Report, word for word, every line of the material that contains "Labor".

::: Material for this task

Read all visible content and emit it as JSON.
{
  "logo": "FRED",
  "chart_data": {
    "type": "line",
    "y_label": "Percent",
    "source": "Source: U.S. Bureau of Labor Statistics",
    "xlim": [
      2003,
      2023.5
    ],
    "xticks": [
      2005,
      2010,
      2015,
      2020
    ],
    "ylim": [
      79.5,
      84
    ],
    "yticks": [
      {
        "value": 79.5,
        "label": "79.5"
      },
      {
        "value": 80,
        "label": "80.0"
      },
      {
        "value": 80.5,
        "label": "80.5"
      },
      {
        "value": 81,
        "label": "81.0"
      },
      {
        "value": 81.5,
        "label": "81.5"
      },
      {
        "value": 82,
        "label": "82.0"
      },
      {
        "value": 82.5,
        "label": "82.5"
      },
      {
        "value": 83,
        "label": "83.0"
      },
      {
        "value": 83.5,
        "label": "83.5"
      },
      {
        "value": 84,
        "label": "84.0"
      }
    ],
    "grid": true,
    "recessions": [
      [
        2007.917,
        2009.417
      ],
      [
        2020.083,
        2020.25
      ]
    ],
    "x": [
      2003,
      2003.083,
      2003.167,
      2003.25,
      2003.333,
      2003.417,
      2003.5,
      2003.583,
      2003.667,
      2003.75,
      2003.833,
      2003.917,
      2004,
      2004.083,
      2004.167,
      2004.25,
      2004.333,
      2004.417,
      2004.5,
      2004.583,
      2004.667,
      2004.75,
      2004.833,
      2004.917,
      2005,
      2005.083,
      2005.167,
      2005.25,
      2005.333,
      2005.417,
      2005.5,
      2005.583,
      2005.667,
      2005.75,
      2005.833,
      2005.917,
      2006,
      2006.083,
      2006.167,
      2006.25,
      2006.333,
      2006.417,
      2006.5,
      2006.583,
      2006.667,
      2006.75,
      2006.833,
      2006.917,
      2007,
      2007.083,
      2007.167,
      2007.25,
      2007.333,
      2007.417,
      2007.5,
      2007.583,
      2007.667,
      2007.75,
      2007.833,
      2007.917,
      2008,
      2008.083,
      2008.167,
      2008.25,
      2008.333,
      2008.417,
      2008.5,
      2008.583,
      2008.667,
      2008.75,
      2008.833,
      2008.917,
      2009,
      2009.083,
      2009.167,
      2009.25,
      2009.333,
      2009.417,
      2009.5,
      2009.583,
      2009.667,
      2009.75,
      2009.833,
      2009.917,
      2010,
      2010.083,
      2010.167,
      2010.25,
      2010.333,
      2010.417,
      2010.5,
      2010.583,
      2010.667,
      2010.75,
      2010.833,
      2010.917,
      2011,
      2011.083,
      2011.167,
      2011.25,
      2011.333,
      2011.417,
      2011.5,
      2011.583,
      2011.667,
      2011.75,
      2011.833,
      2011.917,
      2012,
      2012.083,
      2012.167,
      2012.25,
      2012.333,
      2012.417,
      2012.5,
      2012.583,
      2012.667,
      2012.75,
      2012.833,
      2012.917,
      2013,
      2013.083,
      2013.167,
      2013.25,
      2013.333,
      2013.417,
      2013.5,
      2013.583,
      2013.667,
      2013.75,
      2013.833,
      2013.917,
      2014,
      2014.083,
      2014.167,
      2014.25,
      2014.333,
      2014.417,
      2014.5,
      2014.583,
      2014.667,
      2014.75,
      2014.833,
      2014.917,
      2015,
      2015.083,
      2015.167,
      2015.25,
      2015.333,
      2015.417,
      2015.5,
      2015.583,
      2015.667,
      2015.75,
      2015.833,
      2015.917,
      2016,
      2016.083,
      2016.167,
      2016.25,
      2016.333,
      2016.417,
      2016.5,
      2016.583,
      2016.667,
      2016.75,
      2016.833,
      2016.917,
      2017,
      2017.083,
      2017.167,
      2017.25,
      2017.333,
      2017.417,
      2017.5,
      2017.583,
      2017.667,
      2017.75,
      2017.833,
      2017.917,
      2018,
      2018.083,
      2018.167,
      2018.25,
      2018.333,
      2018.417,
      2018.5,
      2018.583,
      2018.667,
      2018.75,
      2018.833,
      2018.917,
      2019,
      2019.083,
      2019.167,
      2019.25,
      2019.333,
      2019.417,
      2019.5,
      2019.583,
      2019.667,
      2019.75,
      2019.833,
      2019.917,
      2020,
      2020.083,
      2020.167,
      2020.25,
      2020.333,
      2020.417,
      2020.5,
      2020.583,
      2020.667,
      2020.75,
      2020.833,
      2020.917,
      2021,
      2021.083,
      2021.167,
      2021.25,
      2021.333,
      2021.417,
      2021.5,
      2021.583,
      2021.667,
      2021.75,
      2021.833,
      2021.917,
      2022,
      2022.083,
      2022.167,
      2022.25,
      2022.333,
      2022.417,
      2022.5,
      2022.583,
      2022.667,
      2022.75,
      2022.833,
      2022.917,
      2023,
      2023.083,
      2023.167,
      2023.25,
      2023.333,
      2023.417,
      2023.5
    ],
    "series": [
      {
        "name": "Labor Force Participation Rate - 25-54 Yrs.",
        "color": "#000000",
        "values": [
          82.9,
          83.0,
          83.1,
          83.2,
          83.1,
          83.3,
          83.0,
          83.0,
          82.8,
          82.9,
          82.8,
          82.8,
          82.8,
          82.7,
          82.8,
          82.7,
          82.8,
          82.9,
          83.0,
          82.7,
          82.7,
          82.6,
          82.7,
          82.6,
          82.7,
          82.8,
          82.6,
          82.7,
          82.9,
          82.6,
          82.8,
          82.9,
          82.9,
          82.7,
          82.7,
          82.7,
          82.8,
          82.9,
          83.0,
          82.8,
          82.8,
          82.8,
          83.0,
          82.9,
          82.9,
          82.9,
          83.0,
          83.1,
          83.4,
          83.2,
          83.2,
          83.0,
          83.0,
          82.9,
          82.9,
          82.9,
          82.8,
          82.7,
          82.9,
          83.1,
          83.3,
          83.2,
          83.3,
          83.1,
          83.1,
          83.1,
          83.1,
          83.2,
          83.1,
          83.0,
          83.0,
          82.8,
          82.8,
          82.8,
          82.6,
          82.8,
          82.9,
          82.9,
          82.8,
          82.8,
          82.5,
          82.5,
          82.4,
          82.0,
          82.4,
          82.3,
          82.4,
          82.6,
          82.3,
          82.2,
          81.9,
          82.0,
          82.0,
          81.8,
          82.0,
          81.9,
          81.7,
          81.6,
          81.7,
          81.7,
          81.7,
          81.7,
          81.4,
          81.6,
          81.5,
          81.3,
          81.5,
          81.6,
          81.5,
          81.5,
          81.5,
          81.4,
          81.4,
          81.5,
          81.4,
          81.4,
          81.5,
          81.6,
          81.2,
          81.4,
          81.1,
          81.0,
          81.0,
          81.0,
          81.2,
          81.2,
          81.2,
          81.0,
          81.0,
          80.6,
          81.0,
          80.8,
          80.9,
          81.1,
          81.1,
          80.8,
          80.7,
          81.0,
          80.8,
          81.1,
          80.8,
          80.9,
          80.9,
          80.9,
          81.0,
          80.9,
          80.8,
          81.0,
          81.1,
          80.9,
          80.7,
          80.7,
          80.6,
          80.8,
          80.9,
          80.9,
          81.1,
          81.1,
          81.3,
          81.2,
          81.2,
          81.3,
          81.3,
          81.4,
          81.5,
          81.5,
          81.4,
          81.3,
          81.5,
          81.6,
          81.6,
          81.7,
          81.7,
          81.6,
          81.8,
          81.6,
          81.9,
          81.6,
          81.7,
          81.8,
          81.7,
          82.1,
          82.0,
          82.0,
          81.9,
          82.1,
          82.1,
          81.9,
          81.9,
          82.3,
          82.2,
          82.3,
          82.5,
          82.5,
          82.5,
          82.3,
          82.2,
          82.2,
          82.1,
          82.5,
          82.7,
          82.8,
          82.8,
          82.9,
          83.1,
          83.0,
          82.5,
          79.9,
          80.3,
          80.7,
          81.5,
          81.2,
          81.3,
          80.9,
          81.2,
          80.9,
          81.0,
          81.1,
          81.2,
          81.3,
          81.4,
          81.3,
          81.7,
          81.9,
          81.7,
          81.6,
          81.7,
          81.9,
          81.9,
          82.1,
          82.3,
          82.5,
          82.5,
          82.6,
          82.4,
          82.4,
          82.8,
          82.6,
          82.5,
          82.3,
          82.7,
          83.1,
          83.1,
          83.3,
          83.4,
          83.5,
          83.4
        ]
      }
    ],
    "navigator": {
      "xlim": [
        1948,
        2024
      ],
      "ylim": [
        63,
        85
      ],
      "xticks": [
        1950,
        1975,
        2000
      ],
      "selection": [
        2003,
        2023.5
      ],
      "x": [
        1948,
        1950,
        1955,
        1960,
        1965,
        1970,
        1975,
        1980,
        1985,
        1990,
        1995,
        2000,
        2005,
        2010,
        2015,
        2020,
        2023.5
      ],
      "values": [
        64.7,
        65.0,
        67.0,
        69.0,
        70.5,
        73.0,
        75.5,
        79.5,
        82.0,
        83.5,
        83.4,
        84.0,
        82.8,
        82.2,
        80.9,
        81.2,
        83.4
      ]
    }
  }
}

::::::

Output of the task:
    "source": "Source: U.S. Bureau of Labor Statistics",
        "name": "Labor Force Participation Rate - 25-54 Yrs.",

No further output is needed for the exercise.